== SOURCE DATA ==
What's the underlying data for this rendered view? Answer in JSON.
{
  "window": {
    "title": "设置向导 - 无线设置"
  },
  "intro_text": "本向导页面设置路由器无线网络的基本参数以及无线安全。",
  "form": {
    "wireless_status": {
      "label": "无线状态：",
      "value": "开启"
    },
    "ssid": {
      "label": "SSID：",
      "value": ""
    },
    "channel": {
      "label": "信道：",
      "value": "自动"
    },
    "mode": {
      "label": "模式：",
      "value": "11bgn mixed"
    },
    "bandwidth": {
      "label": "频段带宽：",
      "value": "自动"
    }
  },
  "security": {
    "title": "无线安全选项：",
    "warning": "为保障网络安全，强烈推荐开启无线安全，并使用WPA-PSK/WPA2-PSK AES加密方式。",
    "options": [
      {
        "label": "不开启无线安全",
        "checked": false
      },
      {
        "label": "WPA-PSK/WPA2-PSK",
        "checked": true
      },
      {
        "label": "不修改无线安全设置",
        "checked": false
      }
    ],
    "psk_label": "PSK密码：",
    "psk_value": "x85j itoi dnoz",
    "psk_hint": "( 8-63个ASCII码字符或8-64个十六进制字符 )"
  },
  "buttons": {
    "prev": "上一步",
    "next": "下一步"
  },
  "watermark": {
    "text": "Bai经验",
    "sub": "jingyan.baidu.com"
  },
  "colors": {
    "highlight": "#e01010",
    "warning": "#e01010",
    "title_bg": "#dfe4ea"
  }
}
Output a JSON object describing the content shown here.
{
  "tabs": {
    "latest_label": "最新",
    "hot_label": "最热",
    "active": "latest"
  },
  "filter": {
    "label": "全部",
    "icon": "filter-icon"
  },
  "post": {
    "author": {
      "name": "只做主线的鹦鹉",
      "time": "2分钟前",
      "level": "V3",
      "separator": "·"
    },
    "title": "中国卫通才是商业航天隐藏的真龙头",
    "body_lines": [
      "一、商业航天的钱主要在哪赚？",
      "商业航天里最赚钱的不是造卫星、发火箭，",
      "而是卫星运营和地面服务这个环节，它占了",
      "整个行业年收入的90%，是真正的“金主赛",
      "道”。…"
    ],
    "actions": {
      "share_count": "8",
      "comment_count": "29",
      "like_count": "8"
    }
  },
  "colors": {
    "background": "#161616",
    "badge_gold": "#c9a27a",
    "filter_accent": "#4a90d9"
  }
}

== STATED GOAL ==
Set every line of the listing down word for word.

== SOLUTION TO THE PROBLEM ==
What's the underlying data for this rendered view? Answer in JSON.
{
  "window": {
    "title": "设置向导 - 无线设置"
  },
  "intro_text": "本向导页面设置路由器无线网络的基本参数以及无线安全。",
  "form": {
    "wireless_status": {
      "label": "无线状态：",
      "value": "开启"
    },
    "ssid": {
      "label": "SSID：",
      "value": ""
    },
    "channel": {
      "label": "信道：",
      "value": "自动"
    },
    "mode": {
      "label": "模式：",
      "value": "11bgn mixed"
    },
    "bandwidth": {
      "label": "频段带宽：",
      "value": "自动"
    }
  },
  "security": {
    "title": "无线安全选项：",
    "warning": "为保障网络安全，强烈推荐开启无线安全，并使用WPA-PSK/WPA2-PSK AES加密方式。",
    "options": [
      {
        "label": "不开启无线安全",
        "checked": false
      },
      {
        "label": "WPA-PSK/WPA2-PSK",
        "checked": true
      },
      {
        "label": "不修改无线安全设置",
        "checked": false
      }
    ],
    "psk_label": "PSK密码：",
    "psk_value": "x85j itoi dnoz",
    "psk_hint": "( 8-63个ASCII码字符或8-64个十六进制字符 )"
  },
  "buttons": {
    "prev": "上一步",
    "next": "下一步"
  },
  "watermark": {
    "text": "Bai经验",
    "sub": "jingyan.baidu.com"
  },
  "colors": {
    "highlight": "#e01010",
    "warning": "#e01010",
    "title_bg": "#dfe4ea"
  }
}
Output a JSON object describing the content shown here.
{
  "tabs": {
    "latest_label": "最新",
    "hot_label": "最热",
    "active": "latest"
  },
  "filter": {
    "label": "全部",
    "icon": "filter-icon"
  },
  "post": {
    "author": {
      "name": "只做主线的鹦鹉",
      "time": "2分钟前",
      "level": "V3",
      "separator": "·"
    },
    "title": "中国卫通才是商业航天隐藏的真龙头",
    "body_lines": [
      "一、商业航天的钱主要在哪赚？",
      "商业航天里最赚钱的不是造卫星、发火箭，",
      "而是卫星运营和地面服务这个环节，它占了",
      "整个行业年收入的90%，是真正的“金主赛",
      "道”。…"
    ],
    "actions": {
      "share_count": "8",
      "comment_count": "29",
      "like_count": "8"
    }
  },
  "colors": {
    "background": "#161616",
    "badge_gold": "#c9a27a",
    "filter_accent": "#4a90d9"
  }
}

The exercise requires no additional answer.